▶ [AIM]
Select the lines below containing the word "large".

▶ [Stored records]
/---

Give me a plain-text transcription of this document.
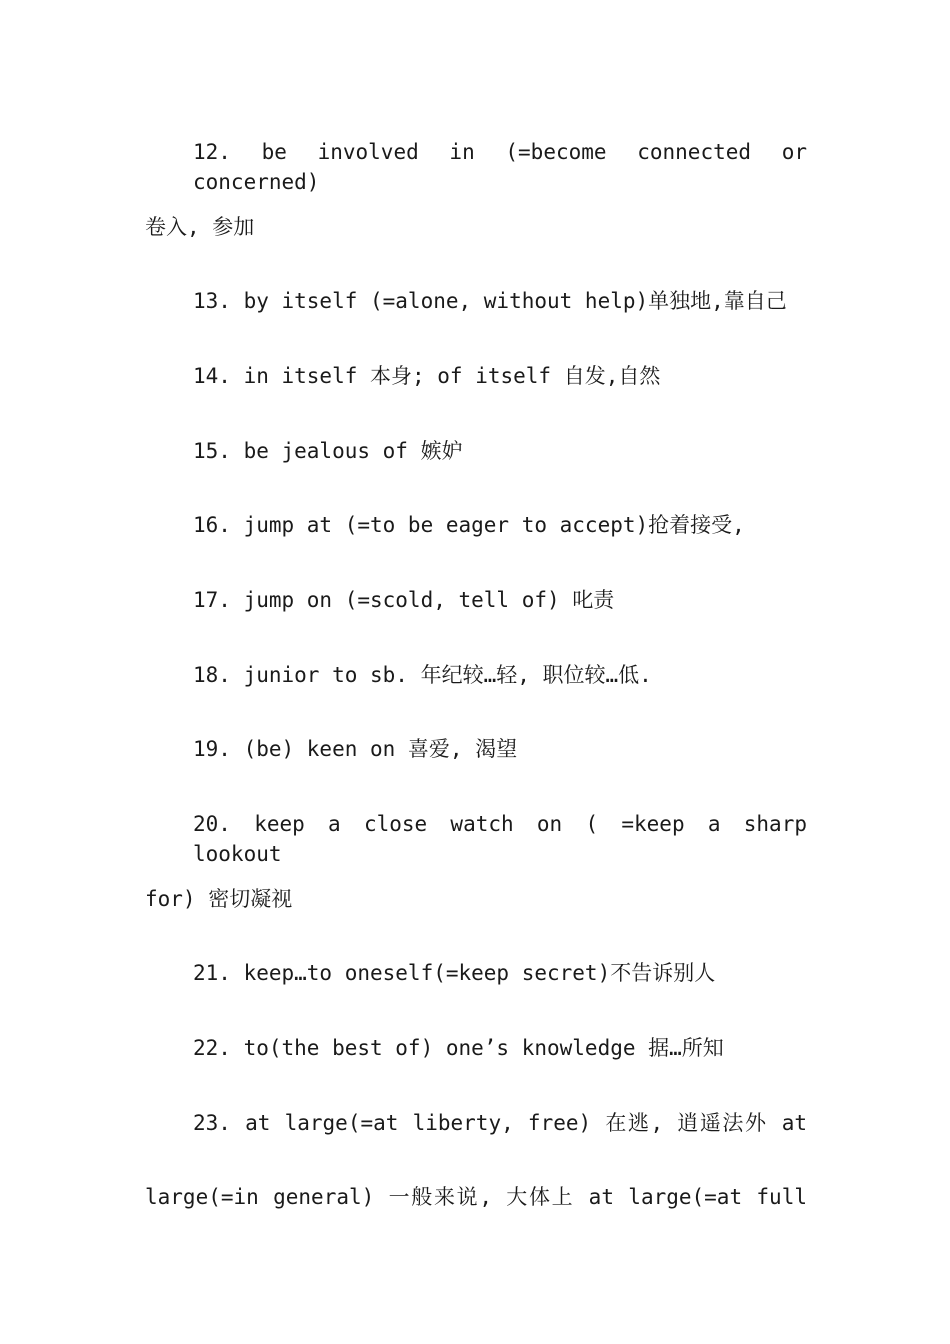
12. be involved in (=become connected or concerned)
卷入, 参加
13. by itself (=alone, without help)单独地,靠自己
14. in itself 本身; of itself 自发,自然
15. be jealous of 嫉妒
16. jump at (=to be eager to accept)抢着接受,
17. jump on (=scold, tell of) 叱责
18. junior to sb. 年纪较…轻, 职位较…低.
19. (be) keen on 喜爱, 渴望
20. keep a close watch on ( =keep a sharp lookout
for) 密切凝视
21. keep…to oneself(=keep secret)不告诉别人
22. to(the best of) one’s knowledge 据…所知
23. at large(=at liberty, free) 在逃, 逍遥法外 at
large(=in general) 一般来说, 大体上 at large(=at full
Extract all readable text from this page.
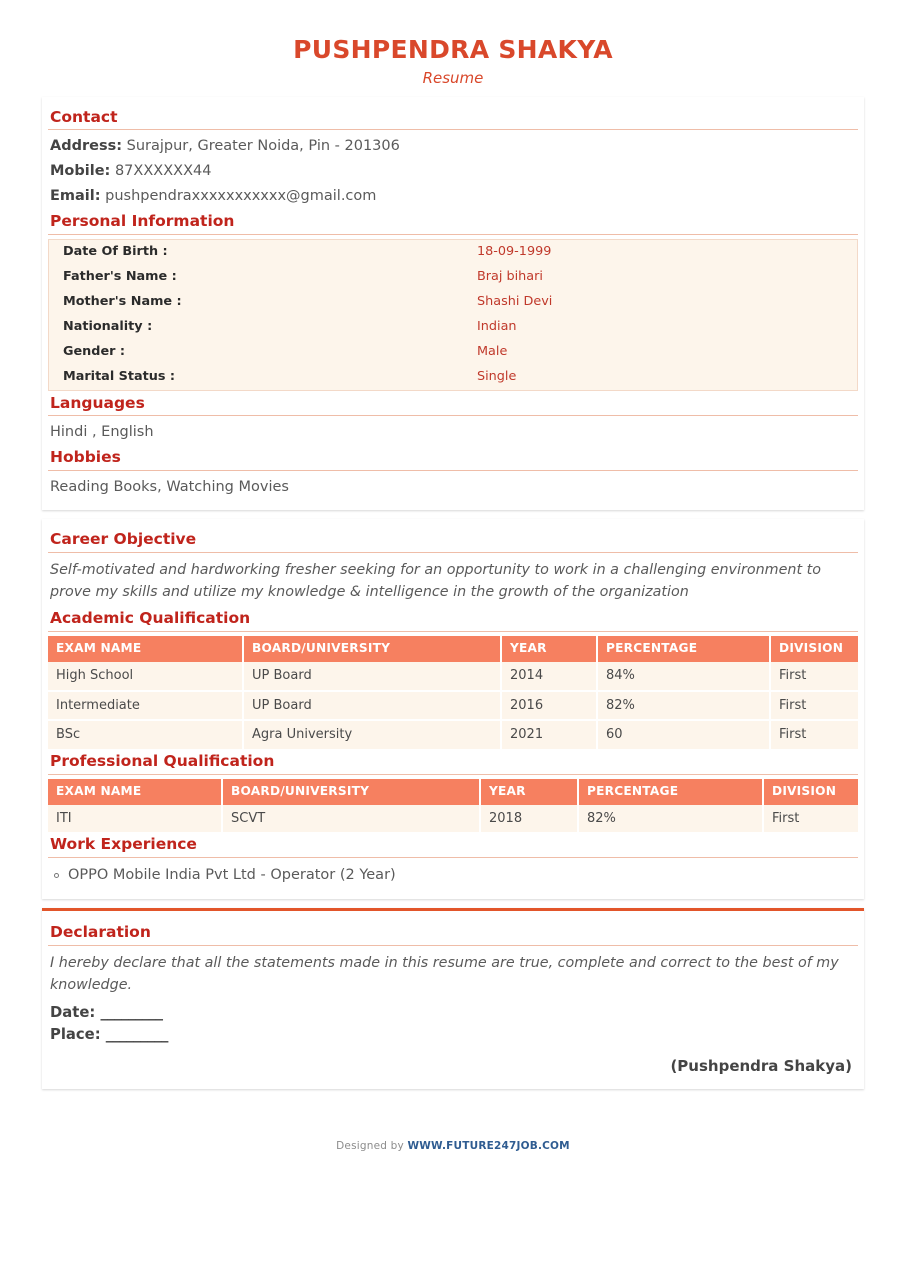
PUSHPENDRA SHAKYA
Resume
Contact
Address: Surajpur, Greater Noida, Pin - 201306
Mobile: 87XXXXXX44
Email: pushpendraxxxxxxxxxxx@gmail.com
Personal Information
Date Of Birth :	18-09-1999
Father's Name :	Braj bihari
Mother's Name :	Shashi Devi
Nationality :	Indian
Gender :	Male
Marital Status :	Single
Languages
Hindi , English
Hobbies
Reading Books, Watching Movies
Career Objective
Self-motivated and hardworking fresher seeking for an opportunity to work in a challenging environment to prove my skills and utilize my knowledge & intelligence in the growth of the organization
Academic Qualification
EXAM NAME	BOARD/UNIVERSITY	YEAR	PERCENTAGE	DIVISION
High School	UP Board	2014	84%	First
Intermediate	UP Board	2016	82%	First
BSc	Agra University	2021	60	First
Professional Qualification
EXAM NAME	BOARD/UNIVERSITY	YEAR	PERCENTAGE	DIVISION
ITI	SCVT	2018	82%	First
Work Experience
OPPO Mobile India Pvt Ltd - Operator (2 Year)
Declaration
I hereby declare that all the statements made in this resume are true, complete and correct to the best of my knowledge.
Date: _________
Place: _________
(Pushpendra Shakya)
Designed by WWW.FUTURE247JOB.COM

\---

▶ [FINISHED ANSWER]
23. at large(=at liberty, free) 在逃, 逍遥法外 at
large(=in general) 一般来说, 大体上 at large(=at full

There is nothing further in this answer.